***** Texte présenté *****

Voici un petit livre qui vient à point. Il éclaire en effet la nature de la plus jeune des organisations syndicales agricoles françaises. De plus, il paraît quelques semaines seulement avant les élections aux chambres d’agriculture pour lesquelles la plupart des observateurs lui promettent une très sensible progression. Enfin, sa publication coïncide avec la tenue du congrès de l’organisation (Les Sables d’Olonnes, 29 novembre) et son contenu recoupe ou complète largement les rapports et discours de celui-ci, en en faisant un outil de campagne efficace. On reconnaît là l’incontestable savoir-faire de l’organisation en matière de communication.
Ce petit livre bien conçu rappelle les origines de la CR [voir « La Coordination rurale, un objet syndical mal identifié », Transrural initiatives, n° 310, 23 mai 2006, p. X], ses conceptions du syndicalisme, son organisation et ses actions. Trois longs portraits de dirigeants viennent éclairer leur démarche. Jean Laigneau, le fondateur présenté comme un « visionnaire » est né en 1933. Diplômé de l’école de Grignon, il a migré dans le Gers depuis l’Eure-et-Loir. François Lucas, né en 1952 dans le Nord, a lui aussi migré, vers la Charente. Associé à un frère, il dirige une exploitation qui emploie quatre salariés. Nicolas Jaquet, enfin, 45 ans, dont les parents avaient migré du Loiret vers les Landes de Gascogne quand il avait huit ans, est également ingénieur (Agro de Montpellier), il aime à se définir comme « cultivateur ». Son exploitation emploie sept salariés.

*****

§ Énoncé du problème: Retranscrivez à l'identique et en entier le texte sur la Coordination rurale.

***** Données fournies *****

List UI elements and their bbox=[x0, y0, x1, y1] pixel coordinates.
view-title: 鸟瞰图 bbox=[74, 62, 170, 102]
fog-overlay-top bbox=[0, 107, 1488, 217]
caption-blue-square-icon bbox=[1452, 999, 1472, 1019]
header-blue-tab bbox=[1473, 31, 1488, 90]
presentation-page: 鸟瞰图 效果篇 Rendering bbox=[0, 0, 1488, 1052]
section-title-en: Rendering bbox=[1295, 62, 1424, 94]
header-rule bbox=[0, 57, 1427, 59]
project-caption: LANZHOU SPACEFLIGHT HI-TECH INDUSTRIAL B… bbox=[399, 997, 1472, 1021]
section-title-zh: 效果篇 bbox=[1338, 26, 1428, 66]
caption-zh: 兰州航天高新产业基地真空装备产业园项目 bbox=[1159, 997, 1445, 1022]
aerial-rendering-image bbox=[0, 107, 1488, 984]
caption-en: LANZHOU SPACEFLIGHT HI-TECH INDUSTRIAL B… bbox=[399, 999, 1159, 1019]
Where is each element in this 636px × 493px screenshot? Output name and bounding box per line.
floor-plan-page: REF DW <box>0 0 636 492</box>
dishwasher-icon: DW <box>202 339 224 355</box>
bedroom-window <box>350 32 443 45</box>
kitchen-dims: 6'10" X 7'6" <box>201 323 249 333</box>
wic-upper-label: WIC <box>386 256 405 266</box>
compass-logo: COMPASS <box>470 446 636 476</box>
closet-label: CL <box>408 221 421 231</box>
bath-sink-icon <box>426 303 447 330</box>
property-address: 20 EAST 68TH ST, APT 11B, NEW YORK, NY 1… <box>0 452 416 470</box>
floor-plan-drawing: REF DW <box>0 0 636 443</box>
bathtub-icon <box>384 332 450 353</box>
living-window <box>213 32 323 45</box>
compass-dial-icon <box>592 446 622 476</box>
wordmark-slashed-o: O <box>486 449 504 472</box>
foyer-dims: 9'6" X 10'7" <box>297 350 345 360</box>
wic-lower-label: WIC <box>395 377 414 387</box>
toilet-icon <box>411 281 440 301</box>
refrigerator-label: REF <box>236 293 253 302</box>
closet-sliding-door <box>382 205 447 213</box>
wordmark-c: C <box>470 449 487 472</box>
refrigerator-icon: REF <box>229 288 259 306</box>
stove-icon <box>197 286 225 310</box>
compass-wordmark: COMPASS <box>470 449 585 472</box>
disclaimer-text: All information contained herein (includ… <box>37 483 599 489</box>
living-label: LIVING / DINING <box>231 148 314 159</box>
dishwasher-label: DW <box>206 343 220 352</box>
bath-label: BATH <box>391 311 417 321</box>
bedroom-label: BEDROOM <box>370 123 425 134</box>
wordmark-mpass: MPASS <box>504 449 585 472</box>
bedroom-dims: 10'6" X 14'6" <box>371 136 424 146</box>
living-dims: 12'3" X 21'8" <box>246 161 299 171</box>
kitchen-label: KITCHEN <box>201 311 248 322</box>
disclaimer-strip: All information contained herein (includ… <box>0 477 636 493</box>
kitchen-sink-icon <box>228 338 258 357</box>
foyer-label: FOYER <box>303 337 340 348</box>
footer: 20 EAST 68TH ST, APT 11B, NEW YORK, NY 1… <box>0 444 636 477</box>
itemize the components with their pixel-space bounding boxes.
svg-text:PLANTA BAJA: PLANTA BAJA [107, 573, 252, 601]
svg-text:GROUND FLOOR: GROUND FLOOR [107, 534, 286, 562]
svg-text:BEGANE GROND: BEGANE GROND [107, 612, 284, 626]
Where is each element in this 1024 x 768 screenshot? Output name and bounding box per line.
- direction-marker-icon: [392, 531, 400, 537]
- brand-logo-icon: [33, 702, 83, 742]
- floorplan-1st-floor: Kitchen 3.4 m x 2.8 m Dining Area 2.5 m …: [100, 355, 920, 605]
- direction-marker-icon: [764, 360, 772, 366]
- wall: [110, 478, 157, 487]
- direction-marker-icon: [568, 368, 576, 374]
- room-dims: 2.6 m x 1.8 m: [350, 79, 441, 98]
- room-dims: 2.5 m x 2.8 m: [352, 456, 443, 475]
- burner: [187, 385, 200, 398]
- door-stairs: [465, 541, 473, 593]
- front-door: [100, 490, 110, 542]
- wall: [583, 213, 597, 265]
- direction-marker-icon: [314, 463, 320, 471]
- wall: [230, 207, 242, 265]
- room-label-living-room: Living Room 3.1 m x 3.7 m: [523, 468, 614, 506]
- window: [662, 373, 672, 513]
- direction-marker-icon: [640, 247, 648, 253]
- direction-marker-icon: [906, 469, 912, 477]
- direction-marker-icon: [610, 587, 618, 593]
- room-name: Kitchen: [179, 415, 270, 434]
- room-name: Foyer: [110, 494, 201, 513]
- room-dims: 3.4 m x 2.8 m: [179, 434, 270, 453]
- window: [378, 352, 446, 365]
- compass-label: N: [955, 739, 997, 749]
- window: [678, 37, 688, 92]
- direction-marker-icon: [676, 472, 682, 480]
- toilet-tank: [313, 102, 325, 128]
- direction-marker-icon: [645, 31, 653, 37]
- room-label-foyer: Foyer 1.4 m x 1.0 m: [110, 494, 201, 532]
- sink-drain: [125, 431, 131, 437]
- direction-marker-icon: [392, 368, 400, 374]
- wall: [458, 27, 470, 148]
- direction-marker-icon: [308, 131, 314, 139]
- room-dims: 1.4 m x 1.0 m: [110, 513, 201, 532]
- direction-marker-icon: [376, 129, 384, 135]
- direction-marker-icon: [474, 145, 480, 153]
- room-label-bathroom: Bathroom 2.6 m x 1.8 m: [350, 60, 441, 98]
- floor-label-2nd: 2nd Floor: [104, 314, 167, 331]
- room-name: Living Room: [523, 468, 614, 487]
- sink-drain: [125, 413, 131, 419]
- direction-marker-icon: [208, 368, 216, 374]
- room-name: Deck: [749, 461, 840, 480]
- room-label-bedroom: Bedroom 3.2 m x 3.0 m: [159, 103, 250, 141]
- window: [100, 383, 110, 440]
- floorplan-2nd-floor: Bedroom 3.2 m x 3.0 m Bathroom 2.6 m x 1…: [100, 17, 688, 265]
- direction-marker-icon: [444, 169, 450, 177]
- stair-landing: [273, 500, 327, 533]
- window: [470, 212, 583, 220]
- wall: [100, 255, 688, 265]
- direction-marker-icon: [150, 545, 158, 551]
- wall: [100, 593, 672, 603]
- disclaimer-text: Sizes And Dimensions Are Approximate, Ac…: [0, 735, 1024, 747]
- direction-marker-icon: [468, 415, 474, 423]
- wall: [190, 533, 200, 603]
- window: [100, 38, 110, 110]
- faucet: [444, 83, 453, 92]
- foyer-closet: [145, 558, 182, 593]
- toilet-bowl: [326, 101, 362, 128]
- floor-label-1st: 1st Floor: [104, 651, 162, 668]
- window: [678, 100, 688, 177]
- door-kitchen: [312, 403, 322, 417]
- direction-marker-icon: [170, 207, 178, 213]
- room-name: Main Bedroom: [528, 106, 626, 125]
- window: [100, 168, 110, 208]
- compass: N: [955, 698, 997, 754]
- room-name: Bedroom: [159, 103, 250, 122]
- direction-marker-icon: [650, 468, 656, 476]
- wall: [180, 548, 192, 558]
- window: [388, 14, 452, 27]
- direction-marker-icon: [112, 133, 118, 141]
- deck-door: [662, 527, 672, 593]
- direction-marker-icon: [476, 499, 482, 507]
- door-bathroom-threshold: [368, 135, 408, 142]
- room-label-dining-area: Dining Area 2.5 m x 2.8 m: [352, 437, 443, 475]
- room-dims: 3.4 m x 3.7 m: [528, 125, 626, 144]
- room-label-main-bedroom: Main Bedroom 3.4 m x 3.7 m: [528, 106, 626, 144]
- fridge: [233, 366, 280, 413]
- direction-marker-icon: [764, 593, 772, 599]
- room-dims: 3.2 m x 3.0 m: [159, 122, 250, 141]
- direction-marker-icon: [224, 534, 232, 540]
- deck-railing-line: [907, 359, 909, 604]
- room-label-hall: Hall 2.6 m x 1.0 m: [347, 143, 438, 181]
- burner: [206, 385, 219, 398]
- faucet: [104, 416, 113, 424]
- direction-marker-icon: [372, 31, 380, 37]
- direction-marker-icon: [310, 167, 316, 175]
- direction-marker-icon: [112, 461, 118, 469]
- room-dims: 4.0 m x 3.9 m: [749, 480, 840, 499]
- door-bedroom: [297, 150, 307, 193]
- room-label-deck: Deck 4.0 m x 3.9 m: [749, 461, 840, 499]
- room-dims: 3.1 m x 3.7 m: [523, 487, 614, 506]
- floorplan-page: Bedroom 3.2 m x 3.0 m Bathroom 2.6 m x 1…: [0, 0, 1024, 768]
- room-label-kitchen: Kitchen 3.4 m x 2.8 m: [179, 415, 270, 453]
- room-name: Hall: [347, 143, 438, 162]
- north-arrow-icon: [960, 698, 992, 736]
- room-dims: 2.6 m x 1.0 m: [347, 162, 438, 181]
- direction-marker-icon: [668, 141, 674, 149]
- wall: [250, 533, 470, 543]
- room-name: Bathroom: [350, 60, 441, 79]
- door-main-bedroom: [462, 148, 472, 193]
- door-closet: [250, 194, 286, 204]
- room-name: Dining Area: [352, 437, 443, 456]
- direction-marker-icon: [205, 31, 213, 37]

*****

§ Résultat:
Voici un petit livre qui vient à point. Il éclaire en effet la nature de la plus jeune des organisations syndicales agricoles françaises. De plus, il paraît quelques semaines seulement avant les élections aux chambres d’agriculture pour lesquelles la plupart des observateurs lui promettent une très sensible progression. Enfin, sa publication coïncide avec la tenue du congrès de l’organisation (Les Sables d’Olonnes, 29 novembre) et son contenu recoupe ou complète largement les rapports et discours de celui-ci, en en faisant un outil de campagne efficace. On reconnaît là l’incontestable savoir-faire de l’organisation en matière de communication.
Ce petit livre bien conçu rappelle les origines de la CR [voir « La Coordination rurale, un objet syndical mal identifié », Transrural initiatives, n° 310, 23 mai 2006, p. X], ses conceptions du syndicalisme, son organisation et ses actions. Trois longs portraits de dirigeants viennent éclairer leur démarche. Jean Laigneau, le fondateur présenté comme un « visionnaire » est né en 1933. Diplômé de l’école de Grignon, il a migré dans le Gers depuis l’Eure-et-Loir. François Lucas, né en 1952 dans le Nord, a lui aussi migré, vers la Charente. Associé à un frère, il dirige une exploitation qui emploie quatre salariés. Nicolas Jaquet, enfin, 45 ans, dont les parents avaient migré du Loiret vers les Landes de Gascogne quand il avait huit ans, est également ingénieur (Agro de Montpellier), il aime à se définir comme « cultivateur ». Son exploitation emploie sept salariés.